Task details
Reproduce the entries below in full, word for word.
=== Source data ===
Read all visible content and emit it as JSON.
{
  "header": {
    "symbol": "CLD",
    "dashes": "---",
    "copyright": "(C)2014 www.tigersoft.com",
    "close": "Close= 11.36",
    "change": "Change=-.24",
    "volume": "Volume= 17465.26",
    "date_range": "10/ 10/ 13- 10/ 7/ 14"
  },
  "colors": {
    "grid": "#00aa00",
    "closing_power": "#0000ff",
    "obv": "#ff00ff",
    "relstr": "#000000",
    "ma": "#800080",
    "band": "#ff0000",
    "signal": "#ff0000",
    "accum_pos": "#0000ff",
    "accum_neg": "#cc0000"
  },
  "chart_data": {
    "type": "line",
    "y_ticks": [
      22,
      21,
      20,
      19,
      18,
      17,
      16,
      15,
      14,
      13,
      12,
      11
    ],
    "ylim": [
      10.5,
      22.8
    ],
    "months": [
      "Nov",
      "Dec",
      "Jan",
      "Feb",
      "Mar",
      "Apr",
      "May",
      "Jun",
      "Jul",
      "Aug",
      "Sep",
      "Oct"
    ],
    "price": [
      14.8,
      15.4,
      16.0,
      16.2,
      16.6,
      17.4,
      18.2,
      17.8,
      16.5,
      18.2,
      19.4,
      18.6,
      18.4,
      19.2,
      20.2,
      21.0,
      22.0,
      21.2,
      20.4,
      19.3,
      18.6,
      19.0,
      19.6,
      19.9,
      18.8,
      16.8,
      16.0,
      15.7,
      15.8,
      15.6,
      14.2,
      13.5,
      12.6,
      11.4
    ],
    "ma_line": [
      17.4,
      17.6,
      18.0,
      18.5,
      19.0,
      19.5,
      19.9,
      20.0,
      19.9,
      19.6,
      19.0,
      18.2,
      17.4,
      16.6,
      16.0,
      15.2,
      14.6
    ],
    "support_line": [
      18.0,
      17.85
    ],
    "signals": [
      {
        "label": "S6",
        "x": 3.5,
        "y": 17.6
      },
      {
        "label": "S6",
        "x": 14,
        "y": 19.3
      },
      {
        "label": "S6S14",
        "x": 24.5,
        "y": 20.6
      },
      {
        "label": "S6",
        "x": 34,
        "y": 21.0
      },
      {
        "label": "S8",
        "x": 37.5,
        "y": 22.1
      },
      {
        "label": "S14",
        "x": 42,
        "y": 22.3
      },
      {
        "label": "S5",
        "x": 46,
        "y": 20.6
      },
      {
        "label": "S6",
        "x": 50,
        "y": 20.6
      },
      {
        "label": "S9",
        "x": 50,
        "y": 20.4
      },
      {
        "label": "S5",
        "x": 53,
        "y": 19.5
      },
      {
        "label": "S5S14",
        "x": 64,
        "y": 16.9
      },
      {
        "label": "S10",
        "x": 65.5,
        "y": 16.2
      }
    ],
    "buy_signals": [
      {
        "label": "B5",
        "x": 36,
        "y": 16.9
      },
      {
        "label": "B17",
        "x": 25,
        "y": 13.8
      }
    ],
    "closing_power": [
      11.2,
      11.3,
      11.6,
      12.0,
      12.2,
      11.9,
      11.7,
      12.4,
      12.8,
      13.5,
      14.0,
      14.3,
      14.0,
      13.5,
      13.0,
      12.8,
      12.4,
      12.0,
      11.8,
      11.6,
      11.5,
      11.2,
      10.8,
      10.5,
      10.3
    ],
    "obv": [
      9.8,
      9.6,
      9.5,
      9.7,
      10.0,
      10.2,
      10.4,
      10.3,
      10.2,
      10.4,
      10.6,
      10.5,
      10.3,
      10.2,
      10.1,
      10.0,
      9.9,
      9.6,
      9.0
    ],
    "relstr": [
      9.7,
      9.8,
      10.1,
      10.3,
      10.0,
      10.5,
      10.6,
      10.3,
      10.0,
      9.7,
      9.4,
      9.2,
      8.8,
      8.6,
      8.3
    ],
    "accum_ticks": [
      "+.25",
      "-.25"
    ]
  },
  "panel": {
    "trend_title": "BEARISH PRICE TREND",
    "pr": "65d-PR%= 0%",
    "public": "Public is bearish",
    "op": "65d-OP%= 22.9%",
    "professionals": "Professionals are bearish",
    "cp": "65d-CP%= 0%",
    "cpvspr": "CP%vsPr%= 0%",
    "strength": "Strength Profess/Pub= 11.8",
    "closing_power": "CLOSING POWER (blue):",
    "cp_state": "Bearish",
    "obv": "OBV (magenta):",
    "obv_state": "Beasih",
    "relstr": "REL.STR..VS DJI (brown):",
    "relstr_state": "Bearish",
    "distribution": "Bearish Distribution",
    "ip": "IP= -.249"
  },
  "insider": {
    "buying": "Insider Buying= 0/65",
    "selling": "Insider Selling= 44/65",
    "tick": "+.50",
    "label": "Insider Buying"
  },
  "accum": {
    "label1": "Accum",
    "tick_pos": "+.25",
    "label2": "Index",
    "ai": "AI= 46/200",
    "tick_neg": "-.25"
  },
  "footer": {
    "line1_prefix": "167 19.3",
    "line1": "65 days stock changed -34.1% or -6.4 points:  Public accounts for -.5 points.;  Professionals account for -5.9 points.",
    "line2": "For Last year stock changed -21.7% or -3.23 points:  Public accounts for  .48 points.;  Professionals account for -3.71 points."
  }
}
===
Exercise answer
Read all visible content and emit it as JSON.
{
  "header": {
    "symbol": "CLD",
    "dashes": "---",
    "copyright": "(C)2014 www.tigersoft.com",
    "close": "Close= 11.36",
    "change": "Change=-.24",
    "volume": "Volume= 17465.26",
    "date_range": "10/ 10/ 13- 10/ 7/ 14"
  },
  "colors": {
    "grid": "#00aa00",
    "closing_power": "#0000ff",
    "obv": "#ff00ff",
    "relstr": "#000000",
    "ma": "#800080",
    "band": "#ff0000",
    "signal": "#ff0000",
    "accum_pos": "#0000ff",
    "accum_neg": "#cc0000"
  },
  "chart_data": {
    "type": "line",
    "y_ticks": [
      22,
      21,
      20,
      19,
      18,
      17,
      16,
      15,
      14,
      13,
      12,
      11
    ],
    "ylim": [
      10.5,
      22.8
    ],
    "months": [
      "Nov",
      "Dec",
      "Jan",
      "Feb",
      "Mar",
      "Apr",
      "May",
      "Jun",
      "Jul",
      "Aug",
      "Sep",
      "Oct"
    ],
    "price": [
      14.8,
      15.4,
      16.0,
      16.2,
      16.6,
      17.4,
      18.2,
      17.8,
      16.5,
      18.2,
      19.4,
      18.6,
      18.4,
      19.2,
      20.2,
      21.0,
      22.0,
      21.2,
      20.4,
      19.3,
      18.6,
      19.0,
      19.6,
      19.9,
      18.8,
      16.8,
      16.0,
      15.7,
      15.8,
      15.6,
      14.2,
      13.5,
      12.6,
      11.4
    ],
    "ma_line": [
      17.4,
      17.6,
      18.0,
      18.5,
      19.0,
      19.5,
      19.9,
      20.0,
      19.9,
      19.6,
      19.0,
      18.2,
      17.4,
      16.6,
      16.0,
      15.2,
      14.6
    ],
    "support_line": [
      18.0,
      17.85
    ],
    "signals": [
      {
        "label": "S6",
        "x": 3.5,
        "y": 17.6
      },
      {
        "label": "S6",
        "x": 14,
        "y": 19.3
      },
      {
        "label": "S6S14",
        "x": 24.5,
        "y": 20.6
      },
      {
        "label": "S6",
        "x": 34,
        "y": 21.0
      },
      {
        "label": "S8",
        "x": 37.5,
        "y": 22.1
      },
      {
        "label": "S14",
        "x": 42,
        "y": 22.3
      },
      {
        "label": "S5",
        "x": 46,
        "y": 20.6
      },
      {
        "label": "S6",
        "x": 50,
        "y": 20.6
      },
      {
        "label": "S9",
        "x": 50,
        "y": 20.4
      },
      {
        "label": "S5",
        "x": 53,
        "y": 19.5
      },
      {
        "label": "S5S14",
        "x": 64,
        "y": 16.9
      },
      {
        "label": "S10",
        "x": 65.5,
        "y": 16.2
      }
    ],
    "buy_signals": [
      {
        "label": "B5",
        "x": 36,
        "y": 16.9
      },
      {
        "label": "B17",
        "x": 25,
        "y": 13.8
      }
    ],
    "closing_power": [
      11.2,
      11.3,
      11.6,
      12.0,
      12.2,
      11.9,
      11.7,
      12.4,
      12.8,
      13.5,
      14.0,
      14.3,
      14.0,
      13.5,
      13.0,
      12.8,
      12.4,
      12.0,
      11.8,
      11.6,
      11.5,
      11.2,
      10.8,
      10.5,
      10.3
    ],
    "obv": [
      9.8,
      9.6,
      9.5,
      9.7,
      10.0,
      10.2,
      10.4,
      10.3,
      10.2,
      10.4,
      10.6,
      10.5,
      10.3,
      10.2,
      10.1,
      10.0,
      9.9,
      9.6,
      9.0
    ],
    "relstr": [
      9.7,
      9.8,
      10.1,
      10.3,
      10.0,
      10.5,
      10.6,
      10.3,
      10.0,
      9.7,
      9.4,
      9.2,
      8.8,
      8.6,
      8.3
    ],
    "accum_ticks": [
      "+.25",
      "-.25"
    ]
  },
  "panel": {
    "trend_title": "BEARISH PRICE TREND",
    "pr": "65d-PR%= 0%",
    "public": "Public is bearish",
    "op": "65d-OP%= 22.9%",
    "professionals": "Professionals are bearish",
    "cp": "65d-CP%= 0%",
    "cpvspr": "CP%vsPr%= 0%",
    "strength": "Strength Profess/Pub= 11.8",
    "closing_power": "CLOSING POWER (blue):",
    "cp_state": "Bearish",
    "obv": "OBV (magenta):",
    "obv_state": "Beasih",
    "relstr": "REL.STR..VS DJI (brown):",
    "relstr_state": "Bearish",
    "distribution": "Bearish Distribution",
    "ip": "IP= -.249"
  },
  "insider": {
    "buying": "Insider Buying= 0/65",
    "selling": "Insider Selling= 44/65",
    "tick": "+.50",
    "label": "Insider Buying"
  },
  "accum": {
    "label1": "Accum",
    "tick_pos": "+.25",
    "label2": "Index",
    "ai": "AI= 46/200",
    "tick_neg": "-.25"
  },
  "footer": {
    "line1_prefix": "167 19.3",
    "line1": "65 days stock changed -34.1% or -6.4 points:  Public accounts for -.5 points.;  Professionals account for -5.9 points.",
    "line2": "For Last year stock changed -21.7% or -3.23 points:  Public accounts for  .48 points.;  Professionals account for -3.71 points."
  }
}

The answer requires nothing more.